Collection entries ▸
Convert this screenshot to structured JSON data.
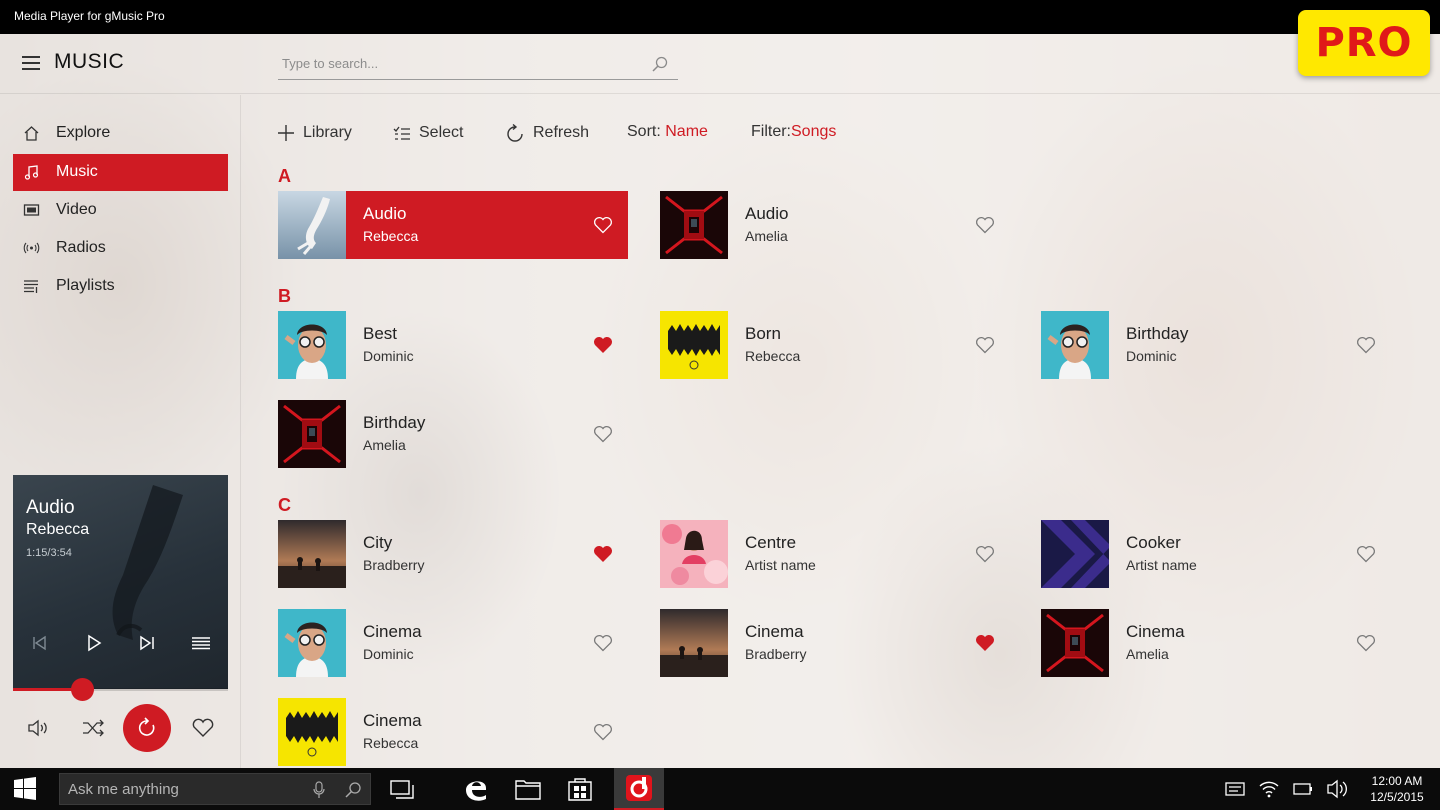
{
  "window": {
    "title": "Media Player for gMusic Pro",
    "badge": "PRO"
  },
  "header": {
    "title": "MUSIC",
    "search_placeholder": "Type to search..."
  },
  "sidebar": {
    "items": [
      {
        "label": "Explore",
        "icon": "home-icon"
      },
      {
        "label": "Music",
        "icon": "music-note-icon",
        "active": true
      },
      {
        "label": "Video",
        "icon": "video-icon"
      },
      {
        "label": "Radios",
        "icon": "radio-icon"
      },
      {
        "label": "Playlists",
        "icon": "playlist-icon"
      }
    ]
  },
  "now_playing": {
    "title": "Audio",
    "artist": "Rebecca",
    "time": "1:15/3:54",
    "progress": 0.32
  },
  "toolbar": {
    "library_label": "Library",
    "select_label": "Select",
    "refresh_label": "Refresh",
    "sort_prefix": "Sort:",
    "sort_value": "Name",
    "filter_prefix": "Filter:",
    "filter_value": "Songs"
  },
  "sections": [
    {
      "letter": "A",
      "songs": [
        {
          "title": "Audio",
          "artist": "Rebecca",
          "favorite": false,
          "selected": true,
          "art": "hand-art"
        },
        {
          "title": "Audio",
          "artist": "Amelia",
          "favorite": false,
          "art": "hallway-art"
        }
      ]
    },
    {
      "letter": "B",
      "songs": [
        {
          "title": "Best",
          "artist": "Dominic",
          "favorite": true,
          "art": "man-glasses-art"
        },
        {
          "title": "Born",
          "artist": "Rebecca",
          "favorite": false,
          "art": "yellow-art"
        },
        {
          "title": "Birthday",
          "artist": "Dominic",
          "favorite": false,
          "art": "man-glasses-art"
        },
        {
          "title": "Birthday",
          "artist": "Amelia",
          "favorite": false,
          "art": "hallway-art"
        }
      ]
    },
    {
      "letter": "C",
      "songs": [
        {
          "title": "City",
          "artist": "Bradberry",
          "favorite": true,
          "art": "sunset-art"
        },
        {
          "title": "Centre",
          "artist": "Artist name",
          "favorite": false,
          "art": "pink-art"
        },
        {
          "title": "Cooker",
          "artist": "Artist name",
          "favorite": false,
          "art": "stripes-art"
        },
        {
          "title": "Cinema",
          "artist": "Dominic",
          "favorite": false,
          "art": "man-glasses-art"
        },
        {
          "title": "Cinema",
          "artist": "Bradberry",
          "favorite": true,
          "art": "sunset-art"
        },
        {
          "title": "Cinema",
          "artist": "Amelia",
          "favorite": false,
          "art": "hallway-art"
        },
        {
          "title": "Cinema",
          "artist": "Rebecca",
          "favorite": false,
          "art": "yellow-art"
        }
      ]
    }
  ],
  "taskbar": {
    "search_placeholder": "Ask me anything",
    "time": "12:00 AM",
    "date": "12/5/2015"
  },
  "colors": {
    "accent": "#cf1b23",
    "badge_bg": "#ffe800"
  }
}
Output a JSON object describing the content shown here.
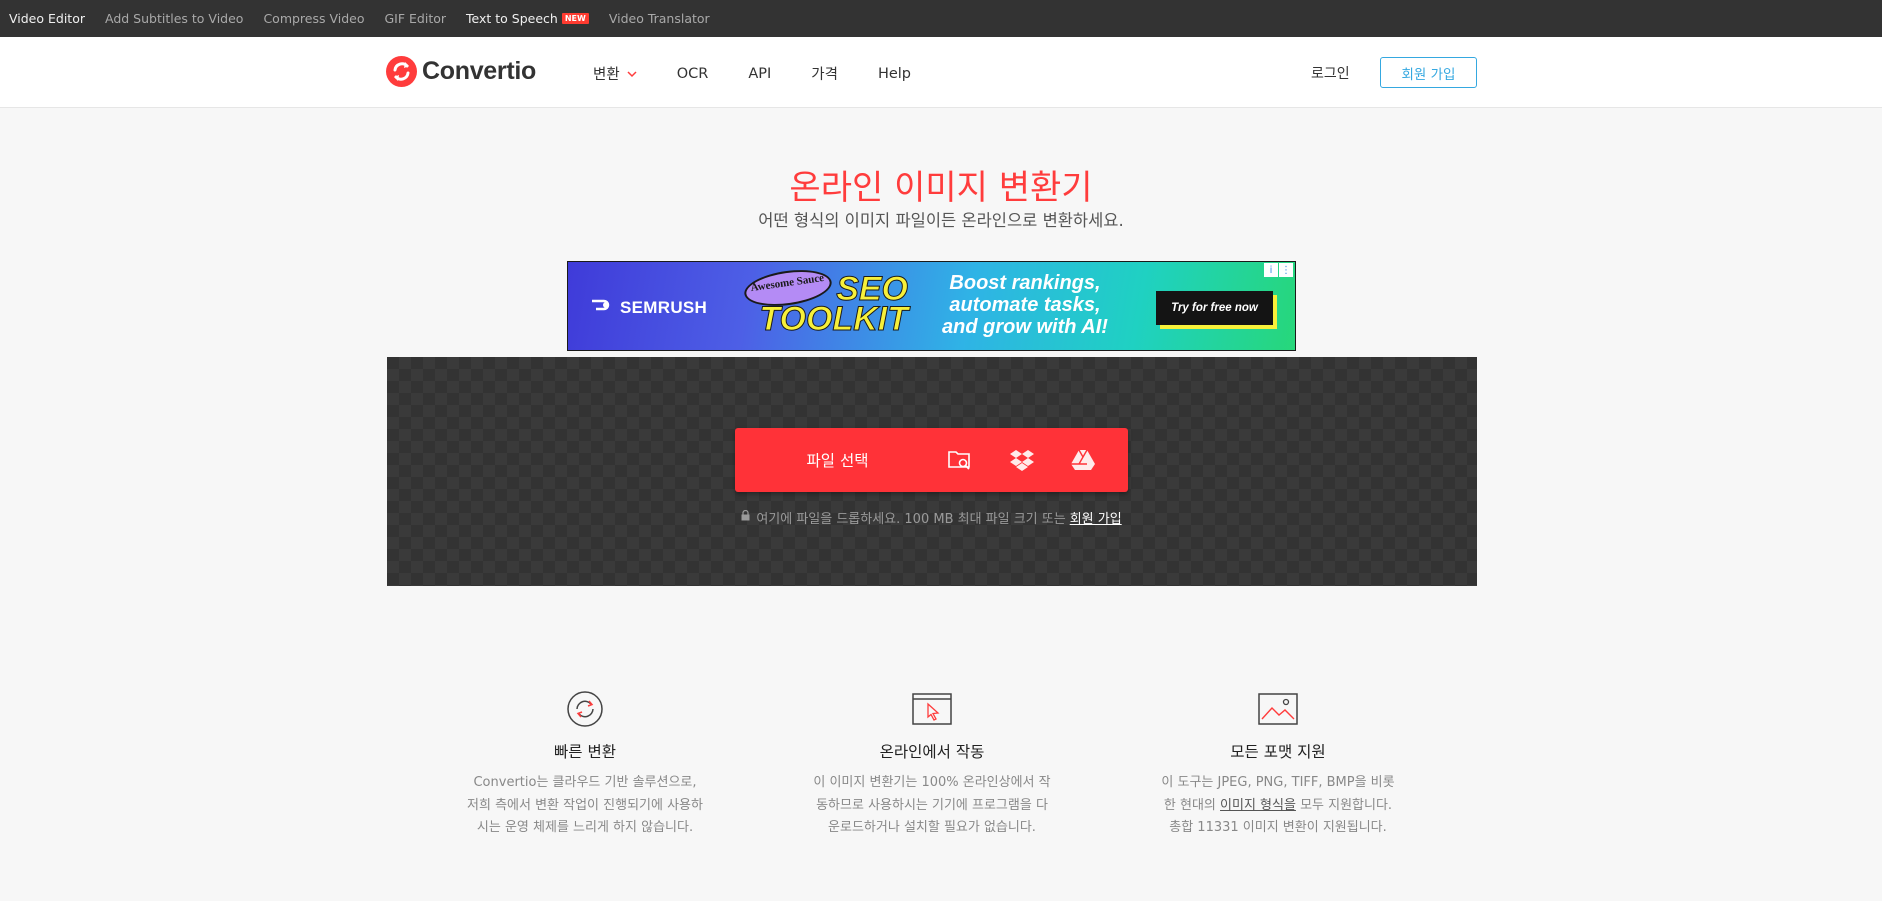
{
  "topbar": {
    "links": [
      {
        "label": "Video Editor"
      },
      {
        "label": "Add Subtitles to Video"
      },
      {
        "label": "Compress Video"
      },
      {
        "label": "GIF Editor"
      },
      {
        "label": "Text to Speech",
        "badge": "NEW"
      },
      {
        "label": "Video Translator"
      }
    ]
  },
  "header": {
    "logo_text": "Convertio",
    "nav": [
      {
        "label": "변환",
        "icon": "chevron-down-icon"
      },
      {
        "label": "OCR"
      },
      {
        "label": "API"
      },
      {
        "label": "가격"
      },
      {
        "label": "Help"
      }
    ],
    "login_label": "로그인",
    "signup_label": "회원 가입"
  },
  "hero": {
    "title": "온라인 이미지 변환기",
    "subtitle": "어떤 형식의 이미지 파일이든 온라인으로 변환하세요."
  },
  "ad": {
    "brand": "SEMRUSH",
    "sauce": "Awesome Sauce",
    "headline_1": "SEO",
    "headline_2": "TOOLKIT",
    "copy": "Boost rankings, automate tasks, and grow with AI!",
    "cta": "Try for free now",
    "info_icon": "i",
    "menu_icon": "⋮"
  },
  "dropzone": {
    "choose_label": "파일 선택",
    "icons": [
      "folder-search-icon",
      "dropbox-icon",
      "google-drive-icon"
    ],
    "note_text": "여기에 파일을 드롭하세요. 100 MB 최대 파일 크기 또는",
    "note_link": "회원 가입"
  },
  "features": [
    {
      "icon": "refresh-icon",
      "title": "빠른 변환",
      "text": "Convertio는 클라우드 기반 솔루션으로, 저희 측에서 변환 작업이 진행되기에 사용하시는 운영 체제를 느리게 하지 않습니다."
    },
    {
      "icon": "browser-cursor-icon",
      "title": "온라인에서 작동",
      "text": "이 이미지 변환기는 100% 온라인상에서 작동하므로 사용하시는 기기에 프로그램을 다운로드하거나 설치할 필요가 없습니다."
    },
    {
      "icon": "image-icon",
      "title": "모든 포맷 지원",
      "text_before": "이 도구는 JPEG, PNG, TIFF, BMP을 비롯한 현대의",
      "text_link": "이미지 형식을",
      "text_after": "모두 지원합니다. 총합 11331 이미지 변환이 지원됩니다."
    }
  ],
  "colors": {
    "brand_red": "#ff3c3c",
    "signup_blue": "#35a8e0",
    "topbar_bg": "#333333"
  }
}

Problem statement ▸
For the listing above, identify each line bearing "사용하시는".

Solution for this problem ▸
      "text": "Convertio는 클라우드 기반 솔루션으로, 저희 측에서 변환 작업이 진행되기에 사용하시는 운영 체제를 느리게 하지 않습니다."
      "text": "이 이미지 변환기는 100% 온라인상에서 작동하므로 사용하시는 기기에 프로그램을 다운로드하거나 설치할 필요가 없습니다."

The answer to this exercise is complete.